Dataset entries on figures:
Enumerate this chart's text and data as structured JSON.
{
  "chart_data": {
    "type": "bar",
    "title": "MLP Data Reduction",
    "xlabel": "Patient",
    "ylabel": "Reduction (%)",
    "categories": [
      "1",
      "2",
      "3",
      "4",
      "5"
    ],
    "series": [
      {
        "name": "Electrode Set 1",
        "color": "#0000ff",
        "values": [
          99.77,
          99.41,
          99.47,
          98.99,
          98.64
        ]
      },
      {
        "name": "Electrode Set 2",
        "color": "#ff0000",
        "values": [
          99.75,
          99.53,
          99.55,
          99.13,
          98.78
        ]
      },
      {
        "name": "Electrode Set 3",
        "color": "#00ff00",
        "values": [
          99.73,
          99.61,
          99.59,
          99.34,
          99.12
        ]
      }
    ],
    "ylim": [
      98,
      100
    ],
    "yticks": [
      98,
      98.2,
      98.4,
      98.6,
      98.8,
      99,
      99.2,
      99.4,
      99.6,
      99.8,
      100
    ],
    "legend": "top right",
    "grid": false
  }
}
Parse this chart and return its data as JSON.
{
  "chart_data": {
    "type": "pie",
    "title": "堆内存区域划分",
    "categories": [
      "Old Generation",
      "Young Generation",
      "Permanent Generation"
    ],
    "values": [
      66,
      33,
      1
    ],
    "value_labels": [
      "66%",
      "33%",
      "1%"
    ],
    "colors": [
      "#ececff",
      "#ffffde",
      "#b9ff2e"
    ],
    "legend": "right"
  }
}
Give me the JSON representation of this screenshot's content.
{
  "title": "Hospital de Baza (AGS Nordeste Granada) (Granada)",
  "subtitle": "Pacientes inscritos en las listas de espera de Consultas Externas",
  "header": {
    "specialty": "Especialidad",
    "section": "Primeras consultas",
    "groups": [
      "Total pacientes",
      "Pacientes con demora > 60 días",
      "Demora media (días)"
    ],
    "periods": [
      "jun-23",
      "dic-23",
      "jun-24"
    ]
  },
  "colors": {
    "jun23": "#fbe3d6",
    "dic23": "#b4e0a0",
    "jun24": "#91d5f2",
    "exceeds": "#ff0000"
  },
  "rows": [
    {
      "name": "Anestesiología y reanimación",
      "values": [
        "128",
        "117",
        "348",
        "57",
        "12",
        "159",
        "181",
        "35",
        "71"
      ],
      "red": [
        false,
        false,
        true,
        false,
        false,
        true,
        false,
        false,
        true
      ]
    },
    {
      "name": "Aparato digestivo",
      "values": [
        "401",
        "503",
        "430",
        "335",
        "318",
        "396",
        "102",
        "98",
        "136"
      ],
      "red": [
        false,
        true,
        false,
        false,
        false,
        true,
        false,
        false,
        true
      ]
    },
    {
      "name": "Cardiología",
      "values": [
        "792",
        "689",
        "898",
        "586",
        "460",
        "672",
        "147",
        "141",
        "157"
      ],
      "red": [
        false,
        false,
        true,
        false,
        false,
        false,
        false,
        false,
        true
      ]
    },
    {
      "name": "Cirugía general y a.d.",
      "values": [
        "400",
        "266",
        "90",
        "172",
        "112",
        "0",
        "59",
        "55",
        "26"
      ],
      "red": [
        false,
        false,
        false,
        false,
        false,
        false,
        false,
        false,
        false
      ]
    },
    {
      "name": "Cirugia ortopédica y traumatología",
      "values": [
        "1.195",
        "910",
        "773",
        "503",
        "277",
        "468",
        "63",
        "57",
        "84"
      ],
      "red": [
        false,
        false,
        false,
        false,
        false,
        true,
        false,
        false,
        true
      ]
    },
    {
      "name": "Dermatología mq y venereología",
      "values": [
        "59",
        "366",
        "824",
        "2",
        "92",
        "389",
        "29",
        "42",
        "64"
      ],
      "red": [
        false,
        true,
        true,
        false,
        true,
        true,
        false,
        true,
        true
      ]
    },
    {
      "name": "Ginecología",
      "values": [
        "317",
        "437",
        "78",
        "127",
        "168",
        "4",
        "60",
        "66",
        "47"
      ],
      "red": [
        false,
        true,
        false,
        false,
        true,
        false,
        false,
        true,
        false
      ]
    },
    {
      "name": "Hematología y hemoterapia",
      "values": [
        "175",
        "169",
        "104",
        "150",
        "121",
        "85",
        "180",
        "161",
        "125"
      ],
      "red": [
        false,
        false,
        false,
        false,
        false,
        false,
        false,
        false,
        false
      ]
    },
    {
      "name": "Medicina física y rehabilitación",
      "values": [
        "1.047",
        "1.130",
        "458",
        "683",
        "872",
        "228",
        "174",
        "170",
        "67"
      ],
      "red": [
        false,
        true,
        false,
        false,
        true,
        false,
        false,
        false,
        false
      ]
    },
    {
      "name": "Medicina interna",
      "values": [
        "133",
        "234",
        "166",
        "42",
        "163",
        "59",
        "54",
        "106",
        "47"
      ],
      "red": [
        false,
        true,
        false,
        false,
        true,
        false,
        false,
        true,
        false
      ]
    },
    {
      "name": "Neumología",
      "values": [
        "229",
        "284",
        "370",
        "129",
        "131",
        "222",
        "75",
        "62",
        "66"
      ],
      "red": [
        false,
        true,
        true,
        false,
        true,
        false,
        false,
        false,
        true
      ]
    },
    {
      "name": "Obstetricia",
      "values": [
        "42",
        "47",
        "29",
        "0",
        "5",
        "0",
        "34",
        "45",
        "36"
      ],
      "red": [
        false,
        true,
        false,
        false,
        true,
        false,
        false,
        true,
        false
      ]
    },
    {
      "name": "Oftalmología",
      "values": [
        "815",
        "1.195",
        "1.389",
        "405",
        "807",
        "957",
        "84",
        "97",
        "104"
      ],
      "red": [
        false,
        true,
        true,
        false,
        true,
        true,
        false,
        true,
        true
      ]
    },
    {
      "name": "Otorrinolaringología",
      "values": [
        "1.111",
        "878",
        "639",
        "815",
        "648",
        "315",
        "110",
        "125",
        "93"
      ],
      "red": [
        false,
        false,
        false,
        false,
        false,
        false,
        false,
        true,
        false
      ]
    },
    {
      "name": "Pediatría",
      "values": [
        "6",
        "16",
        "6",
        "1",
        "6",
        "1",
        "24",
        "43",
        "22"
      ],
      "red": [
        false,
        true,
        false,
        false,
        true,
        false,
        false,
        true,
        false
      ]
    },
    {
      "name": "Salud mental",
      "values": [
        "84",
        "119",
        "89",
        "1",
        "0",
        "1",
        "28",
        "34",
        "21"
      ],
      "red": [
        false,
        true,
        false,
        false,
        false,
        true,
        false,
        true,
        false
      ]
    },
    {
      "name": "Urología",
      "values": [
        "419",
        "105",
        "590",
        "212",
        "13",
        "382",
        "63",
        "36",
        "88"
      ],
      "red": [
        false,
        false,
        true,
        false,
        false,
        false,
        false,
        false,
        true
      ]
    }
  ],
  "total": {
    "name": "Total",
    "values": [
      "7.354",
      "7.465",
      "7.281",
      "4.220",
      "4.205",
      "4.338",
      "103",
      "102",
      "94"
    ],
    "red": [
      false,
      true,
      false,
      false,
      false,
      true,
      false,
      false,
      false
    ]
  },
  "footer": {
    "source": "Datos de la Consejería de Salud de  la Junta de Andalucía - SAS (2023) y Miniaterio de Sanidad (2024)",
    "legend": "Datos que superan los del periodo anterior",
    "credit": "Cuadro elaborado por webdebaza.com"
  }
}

**Written instruction:** Go through the listing above and pull out each line containing the word "Salud".

**Final result:**
      "name": "Salud mental",
    "source": "Datos de la Consejería de Salud de  la Junta de Andalucía - SAS (2023) y Miniaterio de Sanidad (2024)",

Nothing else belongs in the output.